### Dataset records
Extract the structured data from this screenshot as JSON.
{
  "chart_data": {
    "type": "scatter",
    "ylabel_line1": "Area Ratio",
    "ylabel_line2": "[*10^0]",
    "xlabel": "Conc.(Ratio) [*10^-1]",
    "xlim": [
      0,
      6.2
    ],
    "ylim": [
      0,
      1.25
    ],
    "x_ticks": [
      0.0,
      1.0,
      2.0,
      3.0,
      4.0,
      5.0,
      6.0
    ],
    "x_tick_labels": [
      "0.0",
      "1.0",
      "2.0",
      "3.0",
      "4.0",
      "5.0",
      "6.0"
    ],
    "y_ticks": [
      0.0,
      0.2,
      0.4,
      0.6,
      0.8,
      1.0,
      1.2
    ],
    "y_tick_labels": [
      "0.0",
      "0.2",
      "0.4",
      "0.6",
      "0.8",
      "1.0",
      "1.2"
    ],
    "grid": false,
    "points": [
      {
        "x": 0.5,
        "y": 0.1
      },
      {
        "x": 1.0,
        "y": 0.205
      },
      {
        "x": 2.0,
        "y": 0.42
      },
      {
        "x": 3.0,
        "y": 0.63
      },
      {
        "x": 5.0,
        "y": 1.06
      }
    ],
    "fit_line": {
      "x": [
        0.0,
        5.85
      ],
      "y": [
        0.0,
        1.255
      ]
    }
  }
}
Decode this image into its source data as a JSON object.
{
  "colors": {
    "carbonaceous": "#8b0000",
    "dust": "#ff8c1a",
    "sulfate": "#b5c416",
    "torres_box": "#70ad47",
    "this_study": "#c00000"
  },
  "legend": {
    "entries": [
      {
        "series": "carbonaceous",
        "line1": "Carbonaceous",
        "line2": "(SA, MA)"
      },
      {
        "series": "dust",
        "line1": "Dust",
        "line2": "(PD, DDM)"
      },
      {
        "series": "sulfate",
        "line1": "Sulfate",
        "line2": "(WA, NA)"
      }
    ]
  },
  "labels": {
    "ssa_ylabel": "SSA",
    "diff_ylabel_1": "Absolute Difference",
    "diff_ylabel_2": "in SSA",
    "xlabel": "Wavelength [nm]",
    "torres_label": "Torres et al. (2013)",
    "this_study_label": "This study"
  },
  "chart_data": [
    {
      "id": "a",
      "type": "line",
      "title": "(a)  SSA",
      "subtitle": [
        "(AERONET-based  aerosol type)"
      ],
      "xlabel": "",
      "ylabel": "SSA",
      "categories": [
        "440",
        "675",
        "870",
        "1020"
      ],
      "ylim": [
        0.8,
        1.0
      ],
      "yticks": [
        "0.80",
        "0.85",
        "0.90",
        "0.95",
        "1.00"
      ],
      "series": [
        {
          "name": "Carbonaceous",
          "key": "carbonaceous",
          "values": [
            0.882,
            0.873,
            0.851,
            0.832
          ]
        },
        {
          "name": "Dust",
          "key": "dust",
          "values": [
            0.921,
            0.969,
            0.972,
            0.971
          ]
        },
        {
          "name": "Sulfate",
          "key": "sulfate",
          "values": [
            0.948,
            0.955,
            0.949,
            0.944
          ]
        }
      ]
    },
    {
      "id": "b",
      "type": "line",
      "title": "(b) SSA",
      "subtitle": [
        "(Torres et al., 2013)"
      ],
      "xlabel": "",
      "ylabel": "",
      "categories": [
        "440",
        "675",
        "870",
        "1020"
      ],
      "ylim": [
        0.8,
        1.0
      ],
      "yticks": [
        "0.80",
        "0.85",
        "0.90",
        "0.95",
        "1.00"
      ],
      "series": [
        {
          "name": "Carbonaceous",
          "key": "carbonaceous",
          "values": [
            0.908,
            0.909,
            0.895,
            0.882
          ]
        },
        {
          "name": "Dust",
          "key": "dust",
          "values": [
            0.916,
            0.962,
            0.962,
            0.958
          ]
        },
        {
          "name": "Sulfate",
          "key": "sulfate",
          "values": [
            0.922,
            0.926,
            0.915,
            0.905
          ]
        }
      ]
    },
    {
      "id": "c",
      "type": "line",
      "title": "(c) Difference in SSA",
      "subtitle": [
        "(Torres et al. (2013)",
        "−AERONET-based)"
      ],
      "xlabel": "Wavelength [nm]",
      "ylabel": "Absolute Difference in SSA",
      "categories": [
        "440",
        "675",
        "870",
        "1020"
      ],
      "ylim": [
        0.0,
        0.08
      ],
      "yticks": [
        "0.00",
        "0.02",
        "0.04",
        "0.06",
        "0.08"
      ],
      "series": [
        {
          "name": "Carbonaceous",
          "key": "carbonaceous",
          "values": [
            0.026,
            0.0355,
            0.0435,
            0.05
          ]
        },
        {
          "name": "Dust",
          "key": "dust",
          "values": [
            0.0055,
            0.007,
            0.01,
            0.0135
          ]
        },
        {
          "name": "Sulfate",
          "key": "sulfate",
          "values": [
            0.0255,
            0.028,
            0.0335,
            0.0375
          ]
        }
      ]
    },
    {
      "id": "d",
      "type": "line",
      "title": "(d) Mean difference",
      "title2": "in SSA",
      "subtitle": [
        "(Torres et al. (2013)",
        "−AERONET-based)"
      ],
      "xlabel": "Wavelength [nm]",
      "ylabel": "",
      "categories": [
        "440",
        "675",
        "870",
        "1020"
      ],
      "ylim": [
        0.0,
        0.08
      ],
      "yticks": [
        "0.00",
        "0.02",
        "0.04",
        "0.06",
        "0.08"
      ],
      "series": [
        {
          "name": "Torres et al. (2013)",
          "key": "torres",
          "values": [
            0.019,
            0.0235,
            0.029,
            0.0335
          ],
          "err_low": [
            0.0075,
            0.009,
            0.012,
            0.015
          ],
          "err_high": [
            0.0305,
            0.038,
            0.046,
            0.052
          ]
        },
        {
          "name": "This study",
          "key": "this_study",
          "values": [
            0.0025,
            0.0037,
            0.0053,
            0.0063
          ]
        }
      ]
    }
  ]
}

### Problem
Set down the listing in full, keeping every word exactly as it is.

### The completed task
Extract the structured data from this screenshot as JSON.
{
  "chart_data": {
    "type": "scatter",
    "ylabel_line1": "Area Ratio",
    "ylabel_line2": "[*10^0]",
    "xlabel": "Conc.(Ratio) [*10^-1]",
    "xlim": [
      0,
      6.2
    ],
    "ylim": [
      0,
      1.25
    ],
    "x_ticks": [
      0.0,
      1.0,
      2.0,
      3.0,
      4.0,
      5.0,
      6.0
    ],
    "x_tick_labels": [
      "0.0",
      "1.0",
      "2.0",
      "3.0",
      "4.0",
      "5.0",
      "6.0"
    ],
    "y_ticks": [
      0.0,
      0.2,
      0.4,
      0.6,
      0.8,
      1.0,
      1.2
    ],
    "y_tick_labels": [
      "0.0",
      "0.2",
      "0.4",
      "0.6",
      "0.8",
      "1.0",
      "1.2"
    ],
    "grid": false,
    "points": [
      {
        "x": 0.5,
        "y": 0.1
      },
      {
        "x": 1.0,
        "y": 0.205
      },
      {
        "x": 2.0,
        "y": 0.42
      },
      {
        "x": 3.0,
        "y": 0.63
      },
      {
        "x": 5.0,
        "y": 1.06
      }
    ],
    "fit_line": {
      "x": [
        0.0,
        5.85
      ],
      "y": [
        0.0,
        1.255
      ]
    }
  }
}
Decode this image into its source data as a JSON object.
{
  "colors": {
    "carbonaceous": "#8b0000",
    "dust": "#ff8c1a",
    "sulfate": "#b5c416",
    "torres_box": "#70ad47",
    "this_study": "#c00000"
  },
  "legend": {
    "entries": [
      {
        "series": "carbonaceous",
        "line1": "Carbonaceous",
        "line2": "(SA, MA)"
      },
      {
        "series": "dust",
        "line1": "Dust",
        "line2": "(PD, DDM)"
      },
      {
        "series": "sulfate",
        "line1": "Sulfate",
        "line2": "(WA, NA)"
      }
    ]
  },
  "labels": {
    "ssa_ylabel": "SSA",
    "diff_ylabel_1": "Absolute Difference",
    "diff_ylabel_2": "in SSA",
    "xlabel": "Wavelength [nm]",
    "torres_label": "Torres et al. (2013)",
    "this_study_label": "This study"
  },
  "chart_data": [
    {
      "id": "a",
      "type": "line",
      "title": "(a)  SSA",
      "subtitle": [
        "(AERONET-based  aerosol type)"
      ],
      "xlabel": "",
      "ylabel": "SSA",
      "categories": [
        "440",
        "675",
        "870",
        "1020"
      ],
      "ylim": [
        0.8,
        1.0
      ],
      "yticks": [
        "0.80",
        "0.85",
        "0.90",
        "0.95",
        "1.00"
      ],
      "series": [
        {
          "name": "Carbonaceous",
          "key": "carbonaceous",
          "values": [
            0.882,
            0.873,
            0.851,
            0.832
          ]
        },
        {
          "name": "Dust",
          "key": "dust",
          "values": [
            0.921,
            0.969,
            0.972,
            0.971
          ]
        },
        {
          "name": "Sulfate",
          "key": "sulfate",
          "values": [
            0.948,
            0.955,
            0.949,
            0.944
          ]
        }
      ]
    },
    {
      "id": "b",
      "type": "line",
      "title": "(b) SSA",
      "subtitle": [
        "(Torres et al., 2013)"
      ],
      "xlabel": "",
      "ylabel": "",
      "categories": [
        "440",
        "675",
        "870",
        "1020"
      ],
      "ylim": [
        0.8,
        1.0
      ],
      "yticks": [
        "0.80",
        "0.85",
        "0.90",
        "0.95",
        "1.00"
      ],
      "series": [
        {
          "name": "Carbonaceous",
          "key": "carbonaceous",
          "values": [
            0.908,
            0.909,
            0.895,
            0.882
          ]
        },
        {
          "name": "Dust",
          "key": "dust",
          "values": [
            0.916,
            0.962,
            0.962,
            0.958
          ]
        },
        {
          "name": "Sulfate",
          "key": "sulfate",
          "values": [
            0.922,
            0.926,
            0.915,
            0.905
          ]
        }
      ]
    },
    {
      "id": "c",
      "type": "line",
      "title": "(c) Difference in SSA",
      "subtitle": [
        "(Torres et al. (2013)",
        "−AERONET-based)"
      ],
      "xlabel": "Wavelength [nm]",
      "ylabel": "Absolute Difference in SSA",
      "categories": [
        "440",
        "675",
        "870",
        "1020"
      ],
      "ylim": [
        0.0,
        0.08
      ],
      "yticks": [
        "0.00",
        "0.02",
        "0.04",
        "0.06",
        "0.08"
      ],
      "series": [
        {
          "name": "Carbonaceous",
          "key": "carbonaceous",
          "values": [
            0.026,
            0.0355,
            0.0435,
            0.05
          ]
        },
        {
          "name": "Dust",
          "key": "dust",
          "values": [
            0.0055,
            0.007,
            0.01,
            0.0135
          ]
        },
        {
          "name": "Sulfate",
          "key": "sulfate",
          "values": [
            0.0255,
            0.028,
            0.0335,
            0.0375
          ]
        }
      ]
    },
    {
      "id": "d",
      "type": "line",
      "title": "(d) Mean difference",
      "title2": "in SSA",
      "subtitle": [
        "(Torres et al. (2013)",
        "−AERONET-based)"
      ],
      "xlabel": "Wavelength [nm]",
      "ylabel": "",
      "categories": [
        "440",
        "675",
        "870",
        "1020"
      ],
      "ylim": [
        0.0,
        0.08
      ],
      "yticks": [
        "0.00",
        "0.02",
        "0.04",
        "0.06",
        "0.08"
      ],
      "series": [
        {
          "name": "Torres et al. (2013)",
          "key": "torres",
          "values": [
            0.019,
            0.0235,
            0.029,
            0.0335
          ],
          "err_low": [
            0.0075,
            0.009,
            0.012,
            0.015
          ],
          "err_high": [
            0.0305,
            0.038,
            0.046,
            0.052
          ]
        },
        {
          "name": "This study",
          "key": "this_study",
          "values": [
            0.0025,
            0.0037,
            0.0053,
            0.0063
          ]
        }
      ]
    }
  ]
}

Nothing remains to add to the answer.